» **Objective**
An exact copy of the records is required, minus the pictures they hold.

(Dataset excerpts)
..............................
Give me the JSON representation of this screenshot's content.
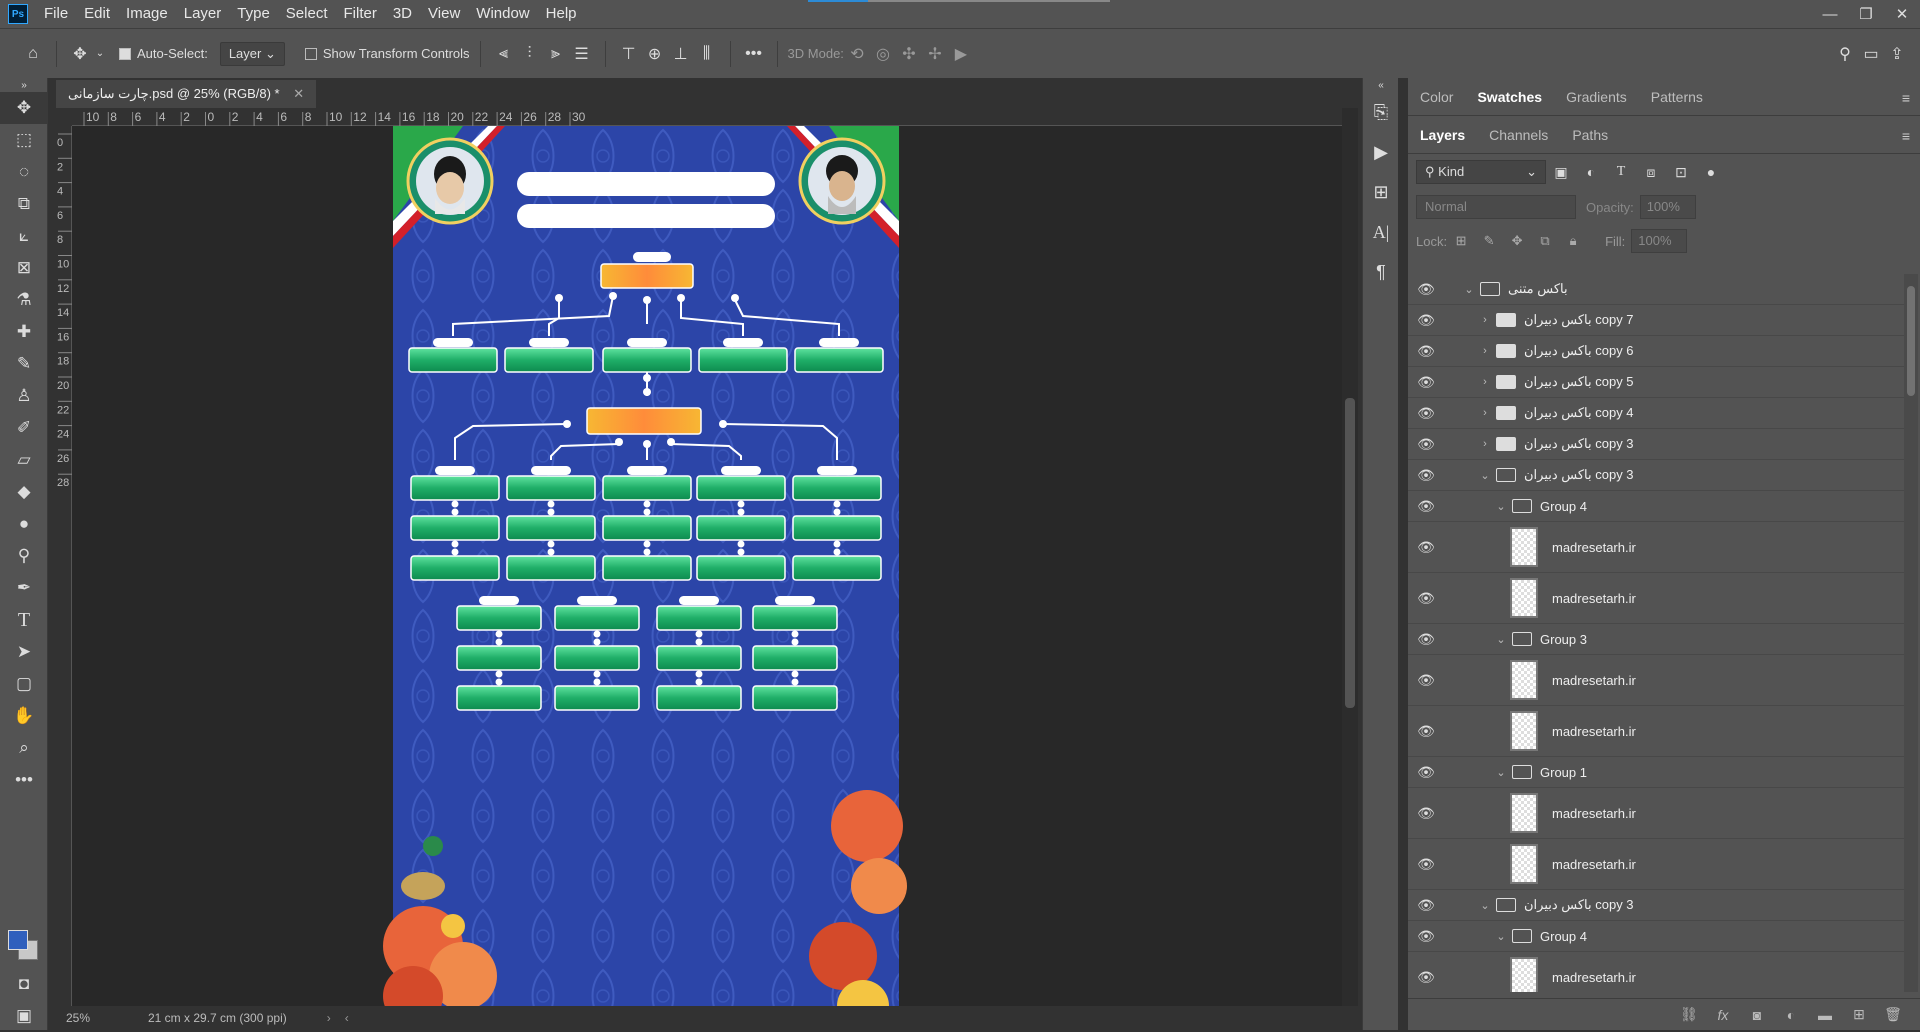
{
  "app": {
    "logo": "Ps"
  },
  "menu": [
    "File",
    "Edit",
    "Image",
    "Layer",
    "Type",
    "Select",
    "Filter",
    "3D",
    "View",
    "Window",
    "Help"
  ],
  "window_controls": {
    "minimize": "—",
    "restore": "❐",
    "close": "✕"
  },
  "options": {
    "auto_select_label": "Auto-Select:",
    "auto_select_checked": true,
    "auto_select_target": "Layer",
    "transform_controls_label": "Show Transform Controls",
    "more": "•••",
    "mode_3d_label": "3D Mode:"
  },
  "document": {
    "tab_title": "چارت سازمانی.psd @ 25% (RGB/8) *",
    "zoom": "25%",
    "doc_info": "21 cm x 29.7 cm (300 ppi)"
  },
  "rulers": {
    "top": [
      "10",
      "8",
      "6",
      "4",
      "2",
      "0",
      "2",
      "4",
      "6",
      "8",
      "10",
      "12",
      "14",
      "16",
      "18",
      "20",
      "22",
      "24",
      "26",
      "28",
      "30"
    ],
    "left": [
      "0",
      "2",
      "4",
      "6",
      "8",
      "10",
      "12",
      "14",
      "16",
      "18",
      "20",
      "22",
      "24",
      "26",
      "28"
    ]
  },
  "panels": {
    "top_tabs": [
      "Color",
      "Swatches",
      "Gradients",
      "Patterns"
    ],
    "top_active": "Swatches",
    "layer_tabs": [
      "Layers",
      "Channels",
      "Paths"
    ],
    "layer_active": "Layers",
    "kind_label": "Kind",
    "blend_mode": "Normal",
    "opacity_label": "Opacity:",
    "opacity_value": "100%",
    "lock_label": "Lock:",
    "fill_label": "Fill:",
    "fill_value": "100%"
  },
  "layers": [
    {
      "name": "باکس متنی",
      "kind": "folder",
      "indent": 0,
      "open": true
    },
    {
      "name": "باکس دبیران copy 7",
      "kind": "folder",
      "indent": 1,
      "open": false
    },
    {
      "name": "باکس دبیران copy 6",
      "kind": "folder",
      "indent": 1,
      "open": false
    },
    {
      "name": "باکس دبیران copy 5",
      "kind": "folder",
      "indent": 1,
      "open": false
    },
    {
      "name": "باکس دبیران copy 4",
      "kind": "folder",
      "indent": 1,
      "open": false
    },
    {
      "name": "باکس دبیران copy 3",
      "kind": "folder",
      "indent": 1,
      "open": false
    },
    {
      "name": "باکس دبیران copy 3",
      "kind": "folder",
      "indent": 1,
      "open": true
    },
    {
      "name": "Group 4",
      "kind": "folder",
      "indent": 2,
      "open": true
    },
    {
      "name": "madresetarh.ir",
      "kind": "pixel",
      "indent": 3
    },
    {
      "name": "madresetarh.ir",
      "kind": "pixel",
      "indent": 3
    },
    {
      "name": "Group 3",
      "kind": "folder",
      "indent": 2,
      "open": true
    },
    {
      "name": "madresetarh.ir",
      "kind": "pixel",
      "indent": 3
    },
    {
      "name": "madresetarh.ir",
      "kind": "pixel",
      "indent": 3
    },
    {
      "name": "Group 1",
      "kind": "folder",
      "indent": 2,
      "open": true
    },
    {
      "name": "madresetarh.ir",
      "kind": "pixel",
      "indent": 3
    },
    {
      "name": "madresetarh.ir",
      "kind": "pixel",
      "indent": 3
    },
    {
      "name": "باکس دبیران copy 3",
      "kind": "folder",
      "indent": 1,
      "open": true
    },
    {
      "name": "Group 4",
      "kind": "folder",
      "indent": 2,
      "open": true
    },
    {
      "name": "madresetarh.ir",
      "kind": "pixel",
      "indent": 3
    }
  ],
  "colors": {
    "foreground": "#2f5fbd",
    "background": "#c8c8c8",
    "poster_bg": "#2c45a8",
    "box_green": "#2ec27e",
    "box_orange": "#f5a623"
  }
}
..............................
» **Task response**
Give me the JSON representation of this screenshot's content.
{
  "app": {
    "logo": "Ps"
  },
  "menu": [
    "File",
    "Edit",
    "Image",
    "Layer",
    "Type",
    "Select",
    "Filter",
    "3D",
    "View",
    "Window",
    "Help"
  ],
  "window_controls": {
    "minimize": "—",
    "restore": "❐",
    "close": "✕"
  },
  "options": {
    "auto_select_label": "Auto-Select:",
    "auto_select_checked": true,
    "auto_select_target": "Layer",
    "transform_controls_label": "Show Transform Controls",
    "more": "•••",
    "mode_3d_label": "3D Mode:"
  },
  "document": {
    "tab_title": "چارت سازمانی.psd @ 25% (RGB/8) *",
    "zoom": "25%",
    "doc_info": "21 cm x 29.7 cm (300 ppi)"
  },
  "rulers": {
    "top": [
      "10",
      "8",
      "6",
      "4",
      "2",
      "0",
      "2",
      "4",
      "6",
      "8",
      "10",
      "12",
      "14",
      "16",
      "18",
      "20",
      "22",
      "24",
      "26",
      "28",
      "30"
    ],
    "left": [
      "0",
      "2",
      "4",
      "6",
      "8",
      "10",
      "12",
      "14",
      "16",
      "18",
      "20",
      "22",
      "24",
      "26",
      "28"
    ]
  },
  "panels": {
    "top_tabs": [
      "Color",
      "Swatches",
      "Gradients",
      "Patterns"
    ],
    "top_active": "Swatches",
    "layer_tabs": [
      "Layers",
      "Channels",
      "Paths"
    ],
    "layer_active": "Layers",
    "kind_label": "Kind",
    "blend_mode": "Normal",
    "opacity_label": "Opacity:",
    "opacity_value": "100%",
    "lock_label": "Lock:",
    "fill_label": "Fill:",
    "fill_value": "100%"
  },
  "layers": [
    {
      "name": "باکس متنی",
      "kind": "folder",
      "indent": 0,
      "open": true
    },
    {
      "name": "باکس دبیران copy 7",
      "kind": "folder",
      "indent": 1,
      "open": false
    },
    {
      "name": "باکس دبیران copy 6",
      "kind": "folder",
      "indent": 1,
      "open": false
    },
    {
      "name": "باکس دبیران copy 5",
      "kind": "folder",
      "indent": 1,
      "open": false
    },
    {
      "name": "باکس دبیران copy 4",
      "kind": "folder",
      "indent": 1,
      "open": false
    },
    {
      "name": "باکس دبیران copy 3",
      "kind": "folder",
      "indent": 1,
      "open": false
    },
    {
      "name": "باکس دبیران copy 3",
      "kind": "folder",
      "indent": 1,
      "open": true
    },
    {
      "name": "Group 4",
      "kind": "folder",
      "indent": 2,
      "open": true
    },
    {
      "name": "madresetarh.ir",
      "kind": "pixel",
      "indent": 3
    },
    {
      "name": "madresetarh.ir",
      "kind": "pixel",
      "indent": 3
    },
    {
      "name": "Group 3",
      "kind": "folder",
      "indent": 2,
      "open": true
    },
    {
      "name": "madresetarh.ir",
      "kind": "pixel",
      "indent": 3
    },
    {
      "name": "madresetarh.ir",
      "kind": "pixel",
      "indent": 3
    },
    {
      "name": "Group 1",
      "kind": "folder",
      "indent": 2,
      "open": true
    },
    {
      "name": "madresetarh.ir",
      "kind": "pixel",
      "indent": 3
    },
    {
      "name": "madresetarh.ir",
      "kind": "pixel",
      "indent": 3
    },
    {
      "name": "باکس دبیران copy 3",
      "kind": "folder",
      "indent": 1,
      "open": true
    },
    {
      "name": "Group 4",
      "kind": "folder",
      "indent": 2,
      "open": true
    },
    {
      "name": "madresetarh.ir",
      "kind": "pixel",
      "indent": 3
    }
  ],
  "colors": {
    "foreground": "#2f5fbd",
    "background": "#c8c8c8",
    "poster_bg": "#2c45a8",
    "box_green": "#2ec27e",
    "box_orange": "#f5a623"
  }
}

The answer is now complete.